[Given request]
Leave out the pictures and reproduce all of the data exactly.

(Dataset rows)
....
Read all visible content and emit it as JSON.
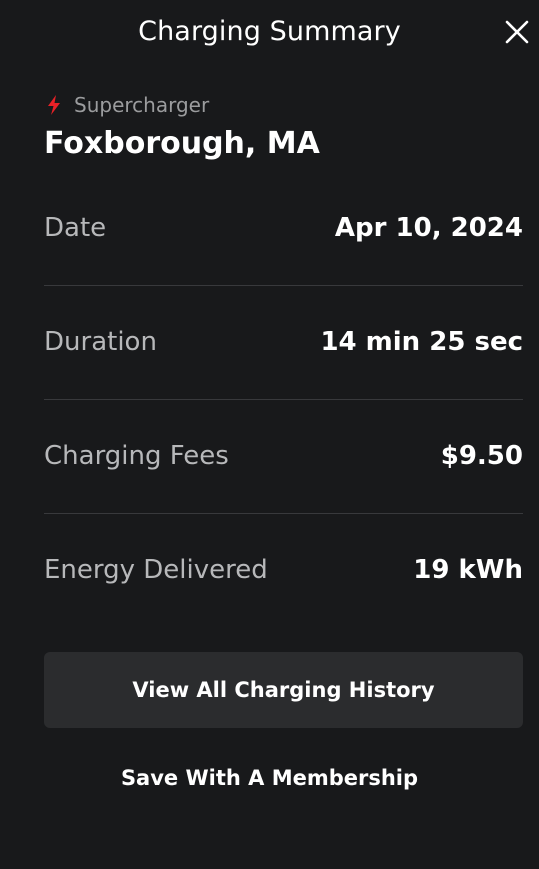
{
  "header": {
    "title": "Charging Summary"
  },
  "location": {
    "type": "Supercharger",
    "name": "Foxborough, MA"
  },
  "rows": [
    {
      "label": "Date",
      "value": "Apr 10, 2024"
    },
    {
      "label": "Duration",
      "value": "14 min 25 sec"
    },
    {
      "label": "Charging Fees",
      "value": "$9.50"
    },
    {
      "label": "Energy Delivered",
      "value": "19 kWh"
    }
  ],
  "actions": {
    "history_label": "View All Charging History",
    "membership_label": "Save With A Membership"
  },
  "icons": {
    "bolt": "lightning-bolt-icon",
    "close": "close-icon"
  },
  "colors": {
    "background": "#18191b",
    "accent_red": "#e82127",
    "button_bg": "#2b2c2e",
    "divider": "#38393c"
  }
}
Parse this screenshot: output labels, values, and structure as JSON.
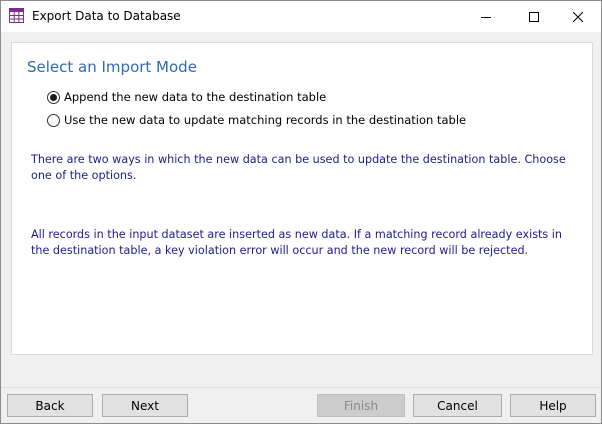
{
  "window": {
    "title": "Export Data to Database",
    "icon": "table-grid-icon",
    "controls": [
      "minimize-icon",
      "maximize-icon",
      "close-icon"
    ]
  },
  "main": {
    "section_title": "Select an Import Mode",
    "options": [
      {
        "label": "Append the new data to the destination table",
        "selected": true
      },
      {
        "label": "Use the new data to update matching records in the destination table",
        "selected": false
      }
    ],
    "description_1": "There are two ways in which the new data can be used to update the destination table. Choose one of the options.",
    "description_2": "All records in the input dataset are inserted as new data. If a matching record already exists in the destination table, a key violation error will occur and the new record will be rejected."
  },
  "footer": {
    "back_label": "Back",
    "next_label": "Next",
    "finish_label": "Finish",
    "cancel_label": "Cancel",
    "help_label": "Help"
  },
  "colors": {
    "section_title": "#2e6bb5",
    "description_text": "#1b1e8c",
    "icon_accent": "#7b2d8e"
  }
}
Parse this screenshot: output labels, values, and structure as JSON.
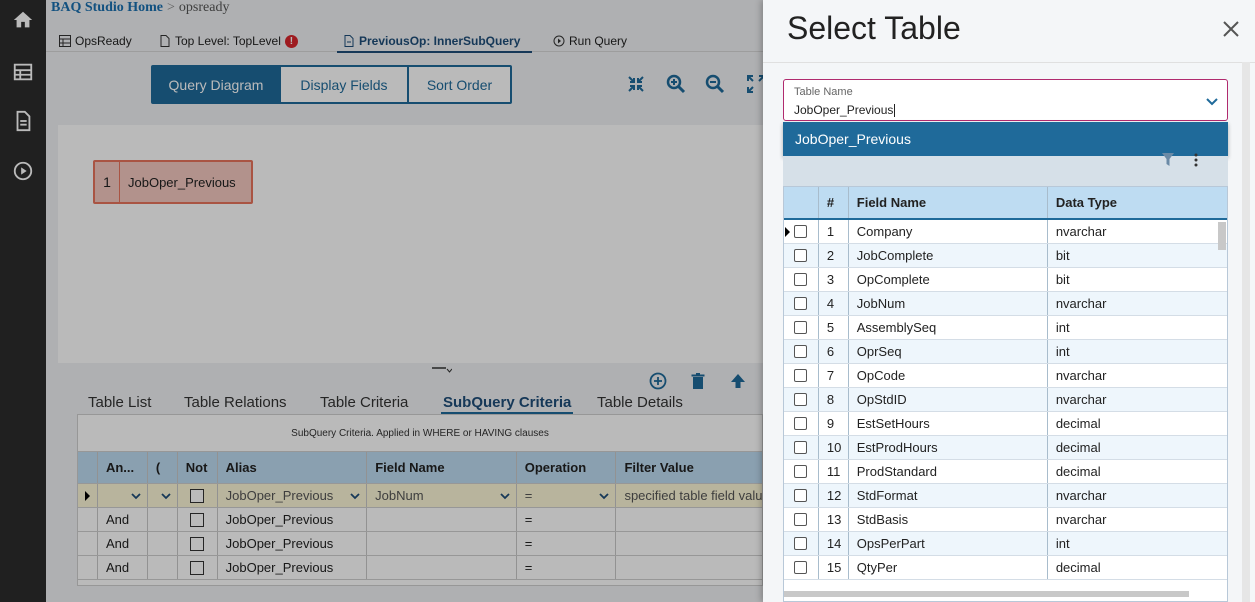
{
  "breadcrumb": {
    "home": "BAQ Studio Home",
    "separator": ">",
    "current": "opsready"
  },
  "top_tabs": [
    {
      "label": "OpsReady"
    },
    {
      "label": "Top Level: TopLevel",
      "badge": "!"
    },
    {
      "label": "PreviousOp: InnerSubQuery"
    },
    {
      "label": "Run Query"
    }
  ],
  "view_buttons": [
    "Query Diagram",
    "Display Fields",
    "Sort Order"
  ],
  "diagram_node": {
    "number": "1",
    "name": "JobOper_Previous"
  },
  "sub_tabs": [
    "Table List",
    "Table Relations",
    "Table Criteria",
    "SubQuery Criteria",
    "Table Details"
  ],
  "criteria_grid": {
    "caption": "SubQuery Criteria. Applied in WHERE or HAVING clauses",
    "headers": [
      "An...",
      "(",
      "Not",
      "Alias",
      "Field Name",
      "Operation",
      "Filter Value"
    ],
    "edit_row": {
      "alias": "JobOper_Previous",
      "field": "JobNum",
      "operation": "=",
      "filter": "specified  table field value"
    },
    "rows": [
      {
        "andor": "And",
        "alias": "JobOper_Previous",
        "operation": "="
      },
      {
        "andor": "And",
        "alias": "JobOper_Previous",
        "operation": "="
      },
      {
        "andor": "And",
        "alias": "JobOper_Previous",
        "operation": "="
      }
    ]
  },
  "panel": {
    "title": "Select Table",
    "table_name_label": "Table Name",
    "table_name_value": "JobOper_Previous",
    "option": "JobOper_Previous",
    "fields_table": {
      "headers": [
        "#",
        "Field Name",
        "Data Type"
      ],
      "rows": [
        {
          "num": "1",
          "name": "Company",
          "type": "nvarchar"
        },
        {
          "num": "2",
          "name": "JobComplete",
          "type": "bit"
        },
        {
          "num": "3",
          "name": "OpComplete",
          "type": "bit"
        },
        {
          "num": "4",
          "name": "JobNum",
          "type": "nvarchar"
        },
        {
          "num": "5",
          "name": "AssemblySeq",
          "type": "int"
        },
        {
          "num": "6",
          "name": "OprSeq",
          "type": "int"
        },
        {
          "num": "7",
          "name": "OpCode",
          "type": "nvarchar"
        },
        {
          "num": "8",
          "name": "OpStdID",
          "type": "nvarchar"
        },
        {
          "num": "9",
          "name": "EstSetHours",
          "type": "decimal"
        },
        {
          "num": "10",
          "name": "EstProdHours",
          "type": "decimal"
        },
        {
          "num": "11",
          "name": "ProdStandard",
          "type": "decimal"
        },
        {
          "num": "12",
          "name": "StdFormat",
          "type": "nvarchar"
        },
        {
          "num": "13",
          "name": "StdBasis",
          "type": "nvarchar"
        },
        {
          "num": "14",
          "name": "OpsPerPart",
          "type": "int"
        },
        {
          "num": "15",
          "name": "QtyPer",
          "type": "decimal"
        }
      ]
    }
  }
}
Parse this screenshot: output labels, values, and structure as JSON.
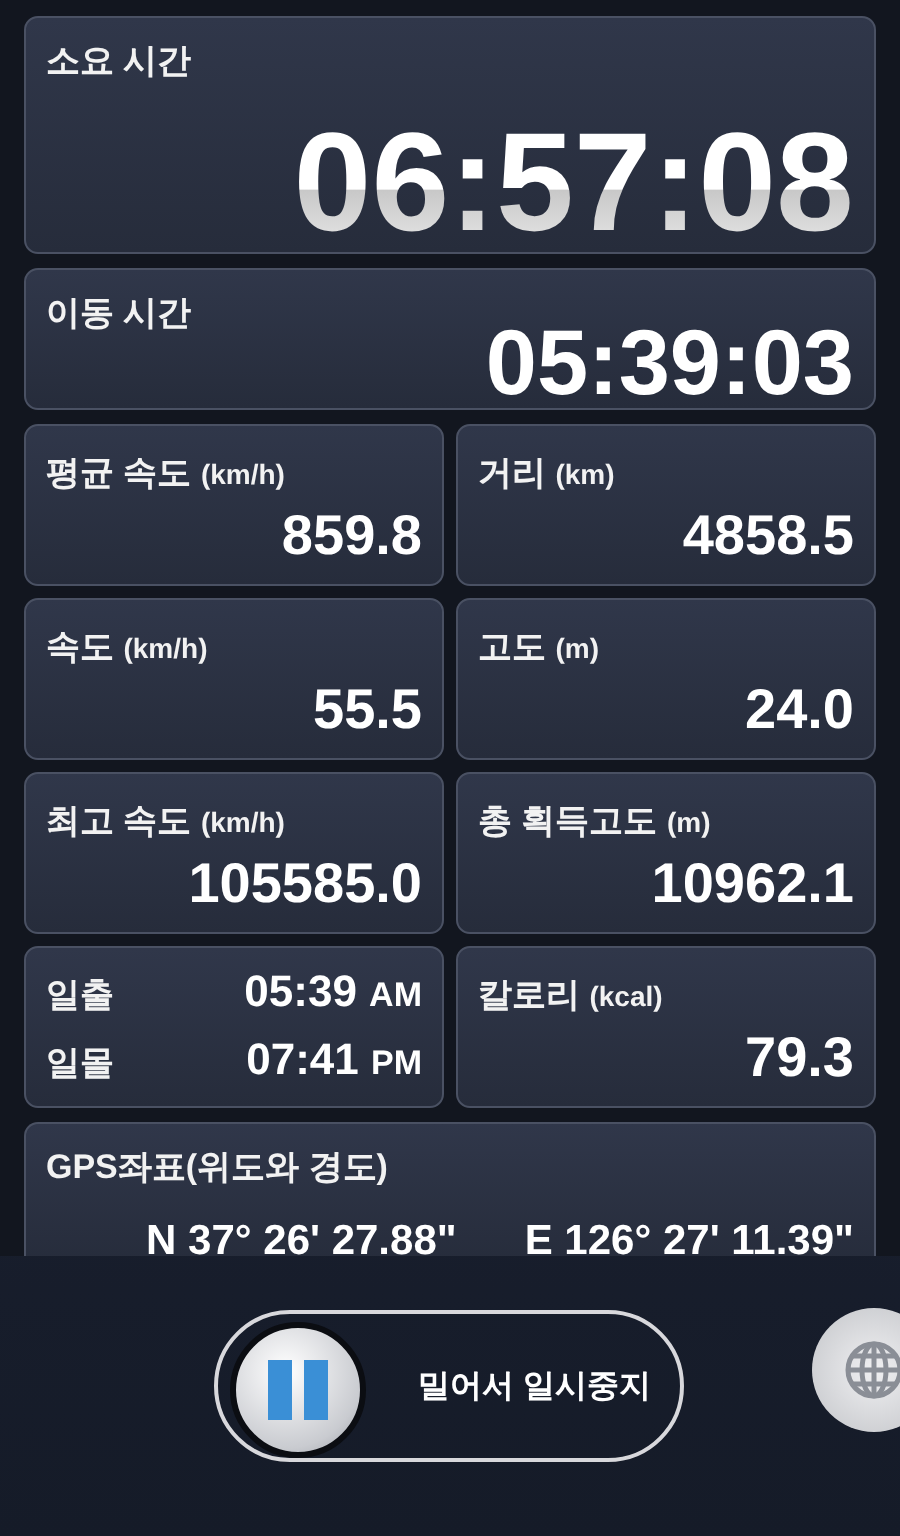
{
  "total_time": {
    "label": "소요 시간",
    "value": "06:57:08"
  },
  "moving_time": {
    "label": "이동 시간",
    "value": "05:39:03"
  },
  "stats": [
    {
      "kind": "metric",
      "label": "평균 속도",
      "unit": "(km/h)",
      "value": "859.8"
    },
    {
      "kind": "metric",
      "label": "거리",
      "unit": "(km)",
      "value": "4858.5"
    },
    {
      "kind": "metric",
      "label": "속도",
      "unit": "(km/h)",
      "value": "55.5"
    },
    {
      "kind": "metric",
      "label": "고도",
      "unit": "(m)",
      "value": "24.0"
    },
    {
      "kind": "metric",
      "label": "최고 속도",
      "unit": "(km/h)",
      "value": "105585.0"
    },
    {
      "kind": "metric",
      "label": "총 획득고도",
      "unit": "(m)",
      "value": "10962.1"
    },
    {
      "kind": "sun",
      "rows": [
        {
          "label": "일출",
          "time": "05:39",
          "period": "AM"
        },
        {
          "label": "일몰",
          "time": "07:41",
          "period": "PM"
        }
      ]
    },
    {
      "kind": "metric",
      "label": "칼로리",
      "unit": "(kcal)",
      "value": "79.3"
    }
  ],
  "gps": {
    "label": "GPS좌표(위도와 경도)",
    "latitude": "N 37° 26' 27.88\"",
    "longitude": "E 126° 27' 11.39\""
  },
  "pause_slider": {
    "label": "밀어서 일시중지",
    "level": 0
  }
}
....
[Solution for this task]
Read all visible content and emit it as JSON.
{
  "header": {
    "title": "Charging Summary"
  },
  "location": {
    "type": "Supercharger",
    "name": "Foxborough, MA"
  },
  "rows": [
    {
      "label": "Date",
      "value": "Apr 10, 2024"
    },
    {
      "label": "Duration",
      "value": "14 min 25 sec"
    },
    {
      "label": "Charging Fees",
      "value": "$9.50"
    },
    {
      "label": "Energy Delivered",
      "value": "19 kWh"
    }
  ],
  "actions": {
    "history_label": "View All Charging History",
    "membership_label": "Save With A Membership"
  },
  "icons": {
    "bolt": "lightning-bolt-icon",
    "close": "close-icon"
  },
  "colors": {
    "background": "#18191b",
    "accent_red": "#e82127",
    "button_bg": "#2b2c2e",
    "divider": "#38393c"
  }
}
Parse this screenshot: output labels, values, and structure as JSON.
{
  "window": {
    "title": "Export Data to Database",
    "icon": "table-grid-icon",
    "controls": [
      "minimize-icon",
      "maximize-icon",
      "close-icon"
    ]
  },
  "main": {
    "section_title": "Select an Import Mode",
    "options": [
      {
        "label": "Append the new data to the destination table",
        "selected": true
      },
      {
        "label": "Use the new data to update matching records in the destination table",
        "selected": false
      }
    ],
    "description_1": "There are two ways in which the new data can be used to update the destination table. Choose one of the options.",
    "description_2": "All records in the input dataset are inserted as new data. If a matching record already exists in the destination table, a key violation error will occur and the new record will be rejected."
  },
  "footer": {
    "back_label": "Back",
    "next_label": "Next",
    "finish_label": "Finish",
    "cancel_label": "Cancel",
    "help_label": "Help"
  },
  "colors": {
    "section_title": "#2e6bb5",
    "description_text": "#1b1e8c",
    "icon_accent": "#7b2d8e"
  }
}
Parse this screenshot: output labels, values, and structure as JSON.
{
  "breadcrumb": {
    "home": "BAQ Studio Home",
    "separator": ">",
    "current": "opsready"
  },
  "top_tabs": [
    {
      "label": "OpsReady"
    },
    {
      "label": "Top Level: TopLevel",
      "badge": "!"
    },
    {
      "label": "PreviousOp: InnerSubQuery"
    },
    {
      "label": "Run Query"
    }
  ],
  "view_buttons": [
    "Query Diagram",
    "Display Fields",
    "Sort Order"
  ],
  "diagram_node": {
    "number": "1",
    "name": "JobOper_Previous"
  },
  "sub_tabs": [
    "Table List",
    "Table Relations",
    "Table Criteria",
    "SubQuery Criteria",
    "Table Details"
  ],
  "criteria_grid": {
    "caption": "SubQuery Criteria. Applied in WHERE or HAVING clauses",
    "headers": [
      "An...",
      "(",
      "Not",
      "Alias",
      "Field Name",
      "Operation",
      "Filter Value"
    ],
    "edit_row": {
      "alias": "JobOper_Previous",
      "field": "JobNum",
      "operation": "=",
      "filter": "specified  table field value"
    },
    "rows": [
      {
        "andor": "And",
        "alias": "JobOper_Previous",
        "operation": "="
      },
      {
        "andor": "And",
        "alias": "JobOper_Previous",
        "operation": "="
      },
      {
        "andor": "And",
        "alias": "JobOper_Previous",
        "operation": "="
      }
    ]
  },
  "panel": {
    "title": "Select Table",
    "table_name_label": "Table Name",
    "table_name_value": "JobOper_Previous",
    "option": "JobOper_Previous",
    "fields_table": {
      "headers": [
        "#",
        "Field Name",
        "Data Type"
      ],
      "rows": [
        {
          "num": "1",
          "name": "Company",
          "type": "nvarchar"
        },
        {
          "num": "2",
          "name": "JobComplete",
          "type": "bit"
        },
        {
          "num": "3",
          "name": "OpComplete",
          "type": "bit"
        },
        {
          "num": "4",
          "name": "JobNum",
          "type": "nvarchar"
        },
        {
          "num": "5",
          "name": "AssemblySeq",
          "type": "int"
        },
        {
          "num": "6",
          "name": "OprSeq",
          "type": "int"
        },
        {
          "num": "7",
          "name": "OpCode",
          "type": "nvarchar"
        },
        {
          "num": "8",
          "name": "OpStdID",
          "type": "nvarchar"
        },
        {
          "num": "9",
          "name": "EstSetHours",
          "type": "decimal"
        },
        {
          "num": "10",
          "name": "EstProdHours",
          "type": "decimal"
        },
        {
          "num": "11",
          "name": "ProdStandard",
          "type": "decimal"
        },
        {
          "num": "12",
          "name": "StdFormat",
          "type": "nvarchar"
        },
        {
          "num": "13",
          "name": "StdBasis",
          "type": "nvarchar"
        },
        {
          "num": "14",
          "name": "OpsPerPart",
          "type": "int"
        },
        {
          "num": "15",
          "name": "QtyPer",
          "type": "decimal"
        }
      ]
    }
  }
}
Parse this screenshot: output labels, values, and structure as JSON.
{
  "total_time": {
    "label": "소요 시간",
    "value": "06:57:08"
  },
  "moving_time": {
    "label": "이동 시간",
    "value": "05:39:03"
  },
  "stats": [
    {
      "kind": "metric",
      "label": "평균 속도",
      "unit": "(km/h)",
      "value": "859.8"
    },
    {
      "kind": "metric",
      "label": "거리",
      "unit": "(km)",
      "value": "4858.5"
    },
    {
      "kind": "metric",
      "label": "속도",
      "unit": "(km/h)",
      "value": "55.5"
    },
    {
      "kind": "metric",
      "label": "고도",
      "unit": "(m)",
      "value": "24.0"
    },
    {
      "kind": "metric",
      "label": "최고 속도",
      "unit": "(km/h)",
      "value": "105585.0"
    },
    {
      "kind": "metric",
      "label": "총 획득고도",
      "unit": "(m)",
      "value": "10962.1"
    },
    {
      "kind": "sun",
      "rows": [
        {
          "label": "일출",
          "time": "05:39",
          "period": "AM"
        },
        {
          "label": "일몰",
          "time": "07:41",
          "period": "PM"
        }
      ]
    },
    {
      "kind": "metric",
      "label": "칼로리",
      "unit": "(kcal)",
      "value": "79.3"
    }
  ],
  "gps": {
    "label": "GPS좌표(위도와 경도)",
    "latitude": "N 37° 26' 27.88\"",
    "longitude": "E 126° 27' 11.39\""
  },
  "pause_slider": {
    "label": "밀어서 일시중지",
    "level": 0
  }
}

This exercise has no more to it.